Every line of the listing must be reproduced as it stands. Leave the images behind.

> **DATA ROWS**
○ ○ ○ ○

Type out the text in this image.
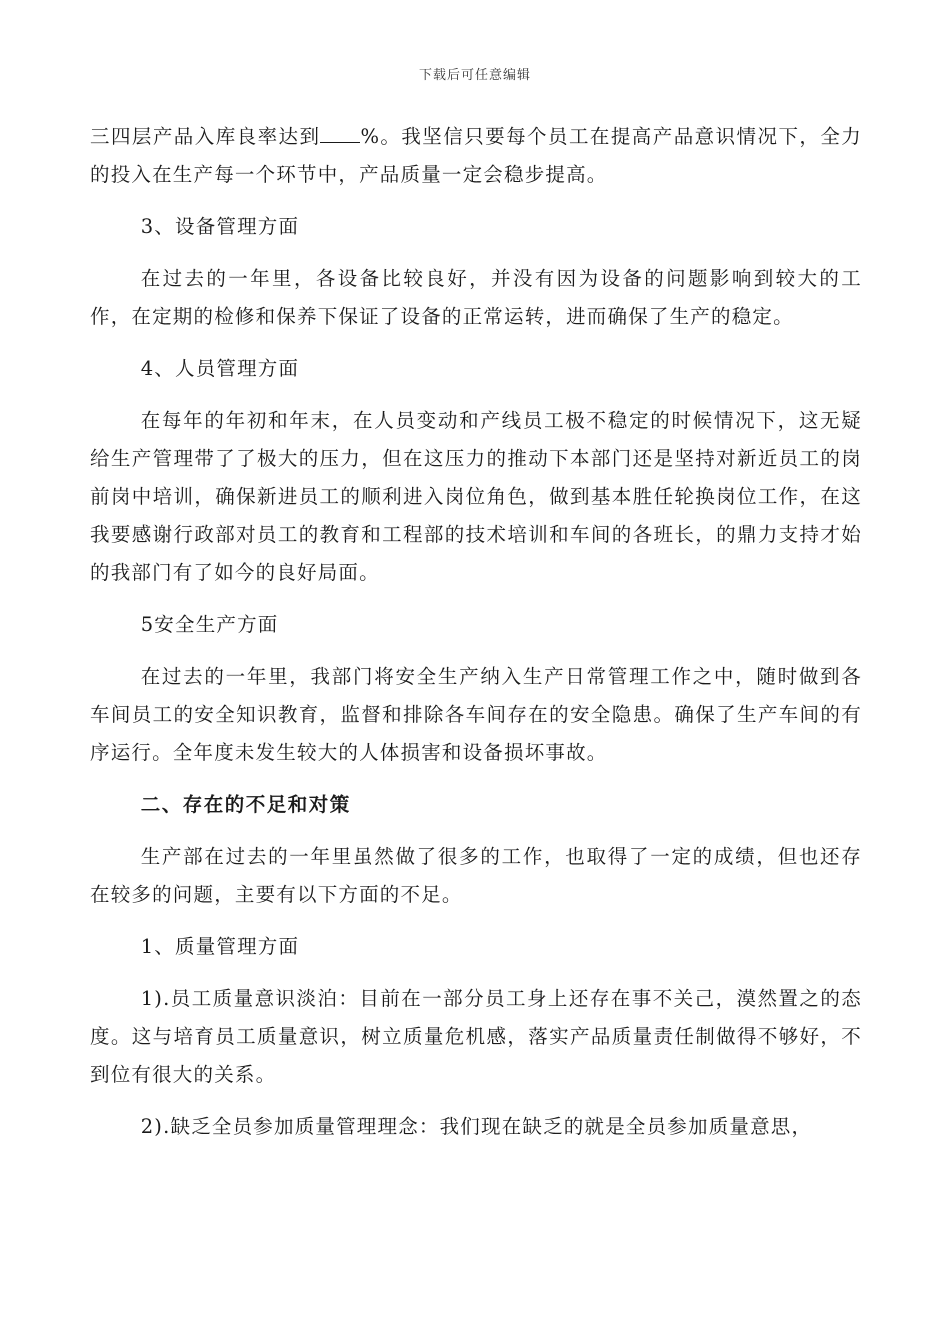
下载后可任意编辑

三四层产品入库良率达到 %。我坚信只要每个员工在提高产品意识情况下，全力的投入在生产每一个环节中，产品质量一定会稳步提高。

3、设备管理方面

在过去的一年里，各设备比较良好，并没有因为设备的问题影响到较大的工作，在定期的检修和保养下保证了设备的正常运转，进而确保了生产的稳定。

4、人员管理方面

在每年的年初和年末，在人员变动和产线员工极不稳定的时候情况下，这无疑给生产管理带了了极大的压力，但在这压力的推动下本部门还是坚持对新近员工的岗前岗中培训，确保新进员工的顺利进入岗位角色，做到基本胜任轮换岗位工作，在这我要感谢行政部对员工的教育和工程部的技术培训和车间的各班长，的鼎力支持才始的我部门有了如今的良好局面。

5安全生产方面

在过去的一年里，我部门将安全生产纳入生产日常管理工作之中，随时做到各车间员工的安全知识教育，监督和排除各车间存在的安全隐患。确保了生产车间的有序运行。全年度未发生较大的人体损害和设备损坏事故。

二、存在的不足和对策

生产部在过去的一年里虽然做了很多的工作，也取得了一定的成绩，但也还存在较多的问题，主要有以下方面的不足。

1、质量管理方面

1).员工质量意识淡泊：目前在一部分员工身上还存在事不关己，漠然置之的态度。这与培育员工质量意识，树立质量危机感，落实产品质量责任制做得不够好，不到位有很大的关系。

2).缺乏全员参加质量管理理念：我们现在缺乏的就是全员参加质量意思，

○ ○ ○ ○

> **THE RESPONSE**
Type out the text in this image.
下载后可任意编辑

三四层产品入库良率达到 %。我坚信只要每个员工在提高产品意识情况下，全力的投入在生产每一个环节中，产品质量一定会稳步提高。

3、设备管理方面

在过去的一年里，各设备比较良好，并没有因为设备的问题影响到较大的工作，在定期的检修和保养下保证了设备的正常运转，进而确保了生产的稳定。

4、人员管理方面

在每年的年初和年末，在人员变动和产线员工极不稳定的时候情况下，这无疑给生产管理带了了极大的压力，但在这压力的推动下本部门还是坚持对新近员工的岗前岗中培训，确保新进员工的顺利进入岗位角色，做到基本胜任轮换岗位工作，在这我要感谢行政部对员工的教育和工程部的技术培训和车间的各班长，的鼎力支持才始的我部门有了如今的良好局面。

5安全生产方面

在过去的一年里，我部门将安全生产纳入生产日常管理工作之中，随时做到各车间员工的安全知识教育，监督和排除各车间存在的安全隐患。确保了生产车间的有序运行。全年度未发生较大的人体损害和设备损坏事故。

二、存在的不足和对策

生产部在过去的一年里虽然做了很多的工作，也取得了一定的成绩，但也还存在较多的问题，主要有以下方面的不足。

1、质量管理方面

1).员工质量意识淡泊：目前在一部分员工身上还存在事不关己，漠然置之的态度。这与培育员工质量意识，树立质量危机感，落实产品质量责任制做得不够好，不到位有很大的关系。

2).缺乏全员参加质量管理理念：我们现在缺乏的就是全员参加质量意思，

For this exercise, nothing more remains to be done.